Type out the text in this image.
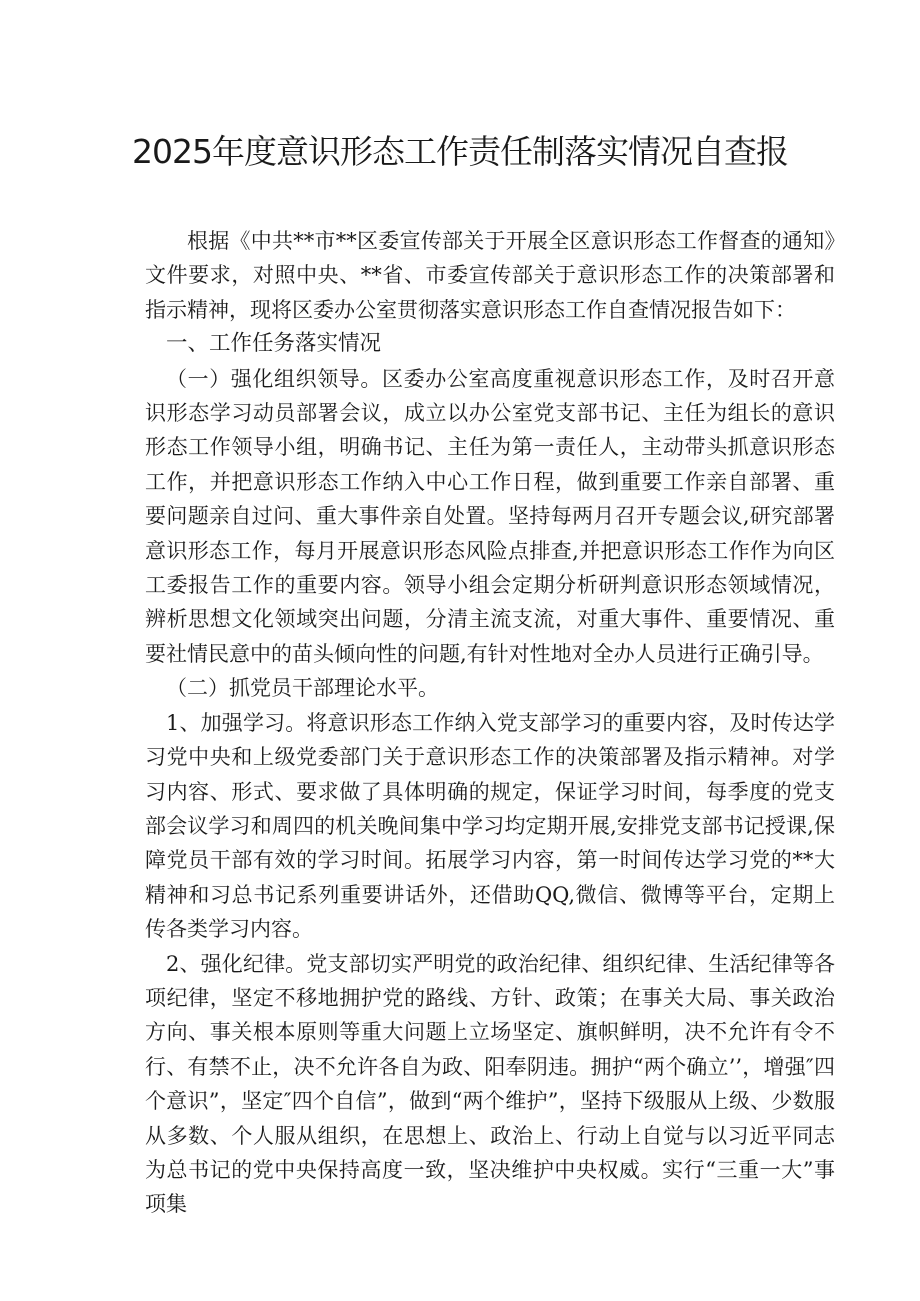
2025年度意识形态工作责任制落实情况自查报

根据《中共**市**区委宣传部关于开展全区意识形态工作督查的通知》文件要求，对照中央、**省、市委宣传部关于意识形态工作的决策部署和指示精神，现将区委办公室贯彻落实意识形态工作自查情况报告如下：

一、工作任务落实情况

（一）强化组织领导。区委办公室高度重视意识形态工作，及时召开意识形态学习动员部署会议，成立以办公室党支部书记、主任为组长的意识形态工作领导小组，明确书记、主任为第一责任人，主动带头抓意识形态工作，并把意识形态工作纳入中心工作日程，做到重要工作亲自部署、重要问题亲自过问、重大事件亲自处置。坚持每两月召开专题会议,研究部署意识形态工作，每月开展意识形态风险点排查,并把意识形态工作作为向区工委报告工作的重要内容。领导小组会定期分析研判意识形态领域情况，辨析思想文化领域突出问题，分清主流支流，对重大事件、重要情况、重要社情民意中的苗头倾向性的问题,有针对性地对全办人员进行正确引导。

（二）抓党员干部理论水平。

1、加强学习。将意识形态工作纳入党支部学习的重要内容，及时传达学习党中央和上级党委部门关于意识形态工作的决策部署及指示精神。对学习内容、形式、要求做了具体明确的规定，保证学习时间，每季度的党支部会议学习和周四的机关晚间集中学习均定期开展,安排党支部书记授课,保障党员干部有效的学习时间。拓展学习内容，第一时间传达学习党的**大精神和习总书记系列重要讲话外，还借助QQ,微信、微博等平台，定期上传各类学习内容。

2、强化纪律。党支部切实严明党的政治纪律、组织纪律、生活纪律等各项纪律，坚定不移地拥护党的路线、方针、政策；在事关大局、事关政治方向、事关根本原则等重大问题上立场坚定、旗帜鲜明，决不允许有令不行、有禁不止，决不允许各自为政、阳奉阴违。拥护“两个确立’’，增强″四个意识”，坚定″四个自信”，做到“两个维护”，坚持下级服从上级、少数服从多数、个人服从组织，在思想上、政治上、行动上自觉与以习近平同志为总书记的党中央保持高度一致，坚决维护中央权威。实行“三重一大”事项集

────────────────

(SET PROBLEM)
Restate the records above in full, word for word. Keep pictures out.

(SOLUTION TO THIS TASK)
Type out the text in this image.
2025年度意识形态工作责任制落实情况自查报

根据《中共**市**区委宣传部关于开展全区意识形态工作督查的通知》文件要求，对照中央、**省、市委宣传部关于意识形态工作的决策部署和指示精神，现将区委办公室贯彻落实意识形态工作自查情况报告如下：

一、工作任务落实情况

（一）强化组织领导。区委办公室高度重视意识形态工作，及时召开意识形态学习动员部署会议，成立以办公室党支部书记、主任为组长的意识形态工作领导小组，明确书记、主任为第一责任人，主动带头抓意识形态工作，并把意识形态工作纳入中心工作日程，做到重要工作亲自部署、重要问题亲自过问、重大事件亲自处置。坚持每两月召开专题会议,研究部署意识形态工作，每月开展意识形态风险点排查,并把意识形态工作作为向区工委报告工作的重要内容。领导小组会定期分析研判意识形态领域情况，辨析思想文化领域突出问题，分清主流支流，对重大事件、重要情况、重要社情民意中的苗头倾向性的问题,有针对性地对全办人员进行正确引导。

（二）抓党员干部理论水平。

1、加强学习。将意识形态工作纳入党支部学习的重要内容，及时传达学习党中央和上级党委部门关于意识形态工作的决策部署及指示精神。对学习内容、形式、要求做了具体明确的规定，保证学习时间，每季度的党支部会议学习和周四的机关晚间集中学习均定期开展,安排党支部书记授课,保障党员干部有效的学习时间。拓展学习内容，第一时间传达学习党的**大精神和习总书记系列重要讲话外，还借助QQ,微信、微博等平台，定期上传各类学习内容。

2、强化纪律。党支部切实严明党的政治纪律、组织纪律、生活纪律等各项纪律，坚定不移地拥护党的路线、方针、政策；在事关大局、事关政治方向、事关根本原则等重大问题上立场坚定、旗帜鲜明，决不允许有令不行、有禁不止，决不允许各自为政、阳奉阴违。拥护“两个确立’’，增强″四个意识”，坚定″四个自信”，做到“两个维护”，坚持下级服从上级、少数服从多数、个人服从组织，在思想上、政治上、行动上自觉与以习近平同志为总书记的党中央保持高度一致，坚决维护中央权威。实行“三重一大”事项集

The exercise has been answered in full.